Set task: Please revise the entries below, replacing every "Patent image size" with "Drawing size" and leaving the rest unchanged.
--- start of Supplied records ---
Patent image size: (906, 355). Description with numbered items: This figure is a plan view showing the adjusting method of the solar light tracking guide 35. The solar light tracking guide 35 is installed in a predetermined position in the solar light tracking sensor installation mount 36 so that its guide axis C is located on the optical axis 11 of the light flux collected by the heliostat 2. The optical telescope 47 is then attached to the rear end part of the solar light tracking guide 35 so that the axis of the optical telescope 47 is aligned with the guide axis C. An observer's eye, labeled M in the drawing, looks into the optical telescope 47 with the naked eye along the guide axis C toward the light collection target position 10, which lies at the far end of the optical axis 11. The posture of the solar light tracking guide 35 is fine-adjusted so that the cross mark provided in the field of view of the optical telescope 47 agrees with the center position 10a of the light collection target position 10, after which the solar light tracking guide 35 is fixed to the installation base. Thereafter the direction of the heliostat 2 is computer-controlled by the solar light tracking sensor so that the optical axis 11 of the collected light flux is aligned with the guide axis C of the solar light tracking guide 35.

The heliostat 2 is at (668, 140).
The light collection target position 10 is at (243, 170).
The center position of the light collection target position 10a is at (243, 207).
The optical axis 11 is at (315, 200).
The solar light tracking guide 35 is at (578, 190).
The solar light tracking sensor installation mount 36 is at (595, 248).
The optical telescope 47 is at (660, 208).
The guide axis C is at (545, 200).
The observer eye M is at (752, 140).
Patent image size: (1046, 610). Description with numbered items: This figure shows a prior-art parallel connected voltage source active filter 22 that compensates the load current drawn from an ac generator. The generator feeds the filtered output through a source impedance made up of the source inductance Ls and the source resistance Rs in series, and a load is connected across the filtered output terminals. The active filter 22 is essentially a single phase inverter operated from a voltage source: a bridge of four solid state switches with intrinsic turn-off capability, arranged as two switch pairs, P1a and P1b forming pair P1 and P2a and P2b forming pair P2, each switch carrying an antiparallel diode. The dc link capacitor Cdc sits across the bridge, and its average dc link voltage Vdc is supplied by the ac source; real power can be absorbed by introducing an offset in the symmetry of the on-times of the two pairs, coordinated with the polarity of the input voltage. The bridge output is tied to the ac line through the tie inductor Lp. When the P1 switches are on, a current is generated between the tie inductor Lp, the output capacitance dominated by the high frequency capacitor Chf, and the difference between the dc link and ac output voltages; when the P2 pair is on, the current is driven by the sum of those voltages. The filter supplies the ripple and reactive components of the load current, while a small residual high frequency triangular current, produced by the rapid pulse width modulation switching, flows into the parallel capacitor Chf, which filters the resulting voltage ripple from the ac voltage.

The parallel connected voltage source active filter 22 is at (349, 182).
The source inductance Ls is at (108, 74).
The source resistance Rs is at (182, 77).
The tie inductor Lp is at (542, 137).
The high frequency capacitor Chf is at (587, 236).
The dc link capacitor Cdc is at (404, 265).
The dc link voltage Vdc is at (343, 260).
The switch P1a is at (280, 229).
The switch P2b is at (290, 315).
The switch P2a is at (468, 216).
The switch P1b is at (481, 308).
--- end of Supplied records ---
Exercise result:
Drawing size: (906, 355). Description with numbered items: This figure is a plan view showing the adjusting method of the solar light tracking guide 35. The solar light tracking guide 35 is installed in a predetermined position in the solar light tracking sensor installation mount 36 so that its guide axis C is located on the optical axis 11 of the light flux collected by the heliostat 2. The optical telescope 47 is then attached to the rear end part of the solar light tracking guide 35 so that the axis of the optical telescope 47 is aligned with the guide axis C. An observer's eye, labeled M in the drawing, looks into the optical telescope 47 with the naked eye along the guide axis C toward the light collection target position 10, which lies at the far end of the optical axis 11. The posture of the solar light tracking guide 35 is fine-adjusted so that the cross mark provided in the field of view of the optical telescope 47 agrees with the center position 10a of the light collection target position 10, after which the solar light tracking guide 35 is fixed to the installation base. Thereafter the direction of the heliostat 2 is computer-controlled by the solar light tracking sensor so that the optical axis 11 of the collected light flux is aligned with the guide axis C of the solar light tracking guide 35.

The heliostat 2 is at (668, 140).
The light collection target position 10 is at (243, 170).
The center position of the light collection target position 10a is at (243, 207).
The optical axis 11 is at (315, 200).
The solar light tracking guide 35 is at (578, 190).
The solar light tracking sensor installation mount 36 is at (595, 248).
The optical telescope 47 is at (660, 208).
The guide axis C is at (545, 200).
The observer eye M is at (752, 140).
Drawing size: (1046, 610). Description with numbered items: This figure shows a prior-art parallel connected voltage source active filter 22 that compensates the load current drawn from an ac generator. The generator feeds the filtered output through a source impedance made up of the source inductance Ls and the source resistance Rs in series, and a load is connected across the filtered output terminals. The active filter 22 is essentially a single phase inverter operated from a voltage source: a bridge of four solid state switches with intrinsic turn-off capability, arranged as two switch pairs, P1a and P1b forming pair P1 and P2a and P2b forming pair P2, each switch carrying an antiparallel diode. The dc link capacitor Cdc sits across the bridge, and its average dc link voltage Vdc is supplied by the ac source; real power can be absorbed by introducing an offset in the symmetry of the on-times of the two pairs, coordinated with the polarity of the input voltage. The bridge output is tied to the ac line through the tie inductor Lp. When the P1 switches are on, a current is generated between the tie inductor Lp, the output capacitance dominated by the high frequency capacitor Chf, and the difference between the dc link and ac output voltages; when the P2 pair is on, the current is driven by the sum of those voltages. The filter supplies the ripple and reactive components of the load current, while a small residual high frequency triangular current, produced by the rapid pulse width modulation switching, flows into the parallel capacitor Chf, which filters the resulting voltage ripple from the ac voltage.

The parallel connected voltage source active filter 22 is at (349, 182).
The source inductance Ls is at (108, 74).
The source resistance Rs is at (182, 77).
The tie inductor Lp is at (542, 137).
The high frequency capacitor Chf is at (587, 236).
The dc link capacitor Cdc is at (404, 265).
The dc link voltage Vdc is at (343, 260).
The switch P1a is at (280, 229).
The switch P2b is at (290, 315).
The switch P2a is at (468, 216).
The switch P1b is at (481, 308).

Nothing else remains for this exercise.